# Start of Data lines
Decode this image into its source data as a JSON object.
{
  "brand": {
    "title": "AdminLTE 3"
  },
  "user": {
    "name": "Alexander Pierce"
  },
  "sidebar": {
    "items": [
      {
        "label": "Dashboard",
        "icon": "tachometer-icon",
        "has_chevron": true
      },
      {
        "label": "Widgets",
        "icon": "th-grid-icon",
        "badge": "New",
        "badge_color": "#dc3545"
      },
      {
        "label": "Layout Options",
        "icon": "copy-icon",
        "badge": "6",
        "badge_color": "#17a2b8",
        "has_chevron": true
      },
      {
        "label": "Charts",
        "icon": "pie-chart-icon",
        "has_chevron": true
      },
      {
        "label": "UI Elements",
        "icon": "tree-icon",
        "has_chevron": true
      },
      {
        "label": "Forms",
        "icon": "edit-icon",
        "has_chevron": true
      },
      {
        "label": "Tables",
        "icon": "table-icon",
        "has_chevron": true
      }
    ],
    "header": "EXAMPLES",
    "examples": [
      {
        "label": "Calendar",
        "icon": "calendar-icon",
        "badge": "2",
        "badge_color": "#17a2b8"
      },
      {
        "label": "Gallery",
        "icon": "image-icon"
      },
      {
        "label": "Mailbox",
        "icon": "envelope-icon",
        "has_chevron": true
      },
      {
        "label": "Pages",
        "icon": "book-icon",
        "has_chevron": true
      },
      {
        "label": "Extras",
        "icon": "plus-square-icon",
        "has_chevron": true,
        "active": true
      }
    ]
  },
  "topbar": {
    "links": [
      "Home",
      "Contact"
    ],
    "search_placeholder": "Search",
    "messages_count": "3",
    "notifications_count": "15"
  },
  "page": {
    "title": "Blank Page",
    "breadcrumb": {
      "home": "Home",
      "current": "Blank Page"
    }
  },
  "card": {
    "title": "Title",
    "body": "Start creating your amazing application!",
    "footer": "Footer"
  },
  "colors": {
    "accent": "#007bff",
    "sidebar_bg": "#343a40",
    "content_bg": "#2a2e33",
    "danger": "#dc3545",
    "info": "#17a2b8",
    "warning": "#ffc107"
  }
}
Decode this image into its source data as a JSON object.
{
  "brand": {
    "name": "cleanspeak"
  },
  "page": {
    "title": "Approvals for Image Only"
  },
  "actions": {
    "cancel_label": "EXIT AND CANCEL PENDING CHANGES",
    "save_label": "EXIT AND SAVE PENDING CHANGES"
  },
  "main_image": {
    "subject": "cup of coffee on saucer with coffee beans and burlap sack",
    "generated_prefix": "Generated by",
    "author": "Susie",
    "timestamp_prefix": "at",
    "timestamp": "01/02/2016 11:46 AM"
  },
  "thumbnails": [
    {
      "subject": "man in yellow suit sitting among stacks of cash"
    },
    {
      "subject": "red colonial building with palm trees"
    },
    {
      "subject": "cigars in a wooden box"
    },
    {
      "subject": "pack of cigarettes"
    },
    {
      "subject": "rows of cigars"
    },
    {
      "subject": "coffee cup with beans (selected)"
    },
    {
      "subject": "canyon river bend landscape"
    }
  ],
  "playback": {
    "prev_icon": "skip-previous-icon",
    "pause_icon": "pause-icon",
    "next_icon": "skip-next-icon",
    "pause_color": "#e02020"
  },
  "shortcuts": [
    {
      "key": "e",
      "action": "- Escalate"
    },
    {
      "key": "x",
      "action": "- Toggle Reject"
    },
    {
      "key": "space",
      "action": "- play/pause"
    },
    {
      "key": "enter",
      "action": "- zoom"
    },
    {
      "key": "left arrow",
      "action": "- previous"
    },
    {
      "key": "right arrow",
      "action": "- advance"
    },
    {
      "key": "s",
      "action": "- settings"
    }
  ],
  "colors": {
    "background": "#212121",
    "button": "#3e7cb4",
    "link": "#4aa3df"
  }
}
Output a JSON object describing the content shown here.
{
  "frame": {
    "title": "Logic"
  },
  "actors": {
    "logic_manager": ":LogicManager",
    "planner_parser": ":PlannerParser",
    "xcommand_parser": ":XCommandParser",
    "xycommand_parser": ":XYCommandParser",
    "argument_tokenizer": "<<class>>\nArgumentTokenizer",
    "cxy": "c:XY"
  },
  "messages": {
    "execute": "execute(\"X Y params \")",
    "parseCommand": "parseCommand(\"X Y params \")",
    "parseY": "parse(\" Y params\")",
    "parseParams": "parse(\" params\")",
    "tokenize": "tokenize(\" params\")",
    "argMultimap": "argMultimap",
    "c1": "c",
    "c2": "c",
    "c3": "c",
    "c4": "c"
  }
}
# End of Data lines
● **Your objective**
Extract all of the data shown above without alteration.

● **Reply to the exercise**
Decode this image into its source data as a JSON object.
{
  "brand": {
    "title": "AdminLTE 3"
  },
  "user": {
    "name": "Alexander Pierce"
  },
  "sidebar": {
    "items": [
      {
        "label": "Dashboard",
        "icon": "tachometer-icon",
        "has_chevron": true
      },
      {
        "label": "Widgets",
        "icon": "th-grid-icon",
        "badge": "New",
        "badge_color": "#dc3545"
      },
      {
        "label": "Layout Options",
        "icon": "copy-icon",
        "badge": "6",
        "badge_color": "#17a2b8",
        "has_chevron": true
      },
      {
        "label": "Charts",
        "icon": "pie-chart-icon",
        "has_chevron": true
      },
      {
        "label": "UI Elements",
        "icon": "tree-icon",
        "has_chevron": true
      },
      {
        "label": "Forms",
        "icon": "edit-icon",
        "has_chevron": true
      },
      {
        "label": "Tables",
        "icon": "table-icon",
        "has_chevron": true
      }
    ],
    "header": "EXAMPLES",
    "examples": [
      {
        "label": "Calendar",
        "icon": "calendar-icon",
        "badge": "2",
        "badge_color": "#17a2b8"
      },
      {
        "label": "Gallery",
        "icon": "image-icon"
      },
      {
        "label": "Mailbox",
        "icon": "envelope-icon",
        "has_chevron": true
      },
      {
        "label": "Pages",
        "icon": "book-icon",
        "has_chevron": true
      },
      {
        "label": "Extras",
        "icon": "plus-square-icon",
        "has_chevron": true,
        "active": true
      }
    ]
  },
  "topbar": {
    "links": [
      "Home",
      "Contact"
    ],
    "search_placeholder": "Search",
    "messages_count": "3",
    "notifications_count": "15"
  },
  "page": {
    "title": "Blank Page",
    "breadcrumb": {
      "home": "Home",
      "current": "Blank Page"
    }
  },
  "card": {
    "title": "Title",
    "body": "Start creating your amazing application!",
    "footer": "Footer"
  },
  "colors": {
    "accent": "#007bff",
    "sidebar_bg": "#343a40",
    "content_bg": "#2a2e33",
    "danger": "#dc3545",
    "info": "#17a2b8",
    "warning": "#ffc107"
  }
}
Decode this image into its source data as a JSON object.
{
  "brand": {
    "name": "cleanspeak"
  },
  "page": {
    "title": "Approvals for Image Only"
  },
  "actions": {
    "cancel_label": "EXIT AND CANCEL PENDING CHANGES",
    "save_label": "EXIT AND SAVE PENDING CHANGES"
  },
  "main_image": {
    "subject": "cup of coffee on saucer with coffee beans and burlap sack",
    "generated_prefix": "Generated by",
    "author": "Susie",
    "timestamp_prefix": "at",
    "timestamp": "01/02/2016 11:46 AM"
  },
  "thumbnails": [
    {
      "subject": "man in yellow suit sitting among stacks of cash"
    },
    {
      "subject": "red colonial building with palm trees"
    },
    {
      "subject": "cigars in a wooden box"
    },
    {
      "subject": "pack of cigarettes"
    },
    {
      "subject": "rows of cigars"
    },
    {
      "subject": "coffee cup with beans (selected)"
    },
    {
      "subject": "canyon river bend landscape"
    }
  ],
  "playback": {
    "prev_icon": "skip-previous-icon",
    "pause_icon": "pause-icon",
    "next_icon": "skip-next-icon",
    "pause_color": "#e02020"
  },
  "shortcuts": [
    {
      "key": "e",
      "action": "- Escalate"
    },
    {
      "key": "x",
      "action": "- Toggle Reject"
    },
    {
      "key": "space",
      "action": "- play/pause"
    },
    {
      "key": "enter",
      "action": "- zoom"
    },
    {
      "key": "left arrow",
      "action": "- previous"
    },
    {
      "key": "right arrow",
      "action": "- advance"
    },
    {
      "key": "s",
      "action": "- settings"
    }
  ],
  "colors": {
    "background": "#212121",
    "button": "#3e7cb4",
    "link": "#4aa3df"
  }
}
Output a JSON object describing the content shown here.
{
  "frame": {
    "title": "Logic"
  },
  "actors": {
    "logic_manager": ":LogicManager",
    "planner_parser": ":PlannerParser",
    "xcommand_parser": ":XCommandParser",
    "xycommand_parser": ":XYCommandParser",
    "argument_tokenizer": "<<class>>\nArgumentTokenizer",
    "cxy": "c:XY"
  },
  "messages": {
    "execute": "execute(\"X Y params \")",
    "parseCommand": "parseCommand(\"X Y params \")",
    "parseY": "parse(\" Y params\")",
    "parseParams": "parse(\" params\")",
    "tokenize": "tokenize(\" params\")",
    "argMultimap": "argMultimap",
    "c1": "c",
    "c2": "c",
    "c3": "c",
    "c4": "c"
  }
}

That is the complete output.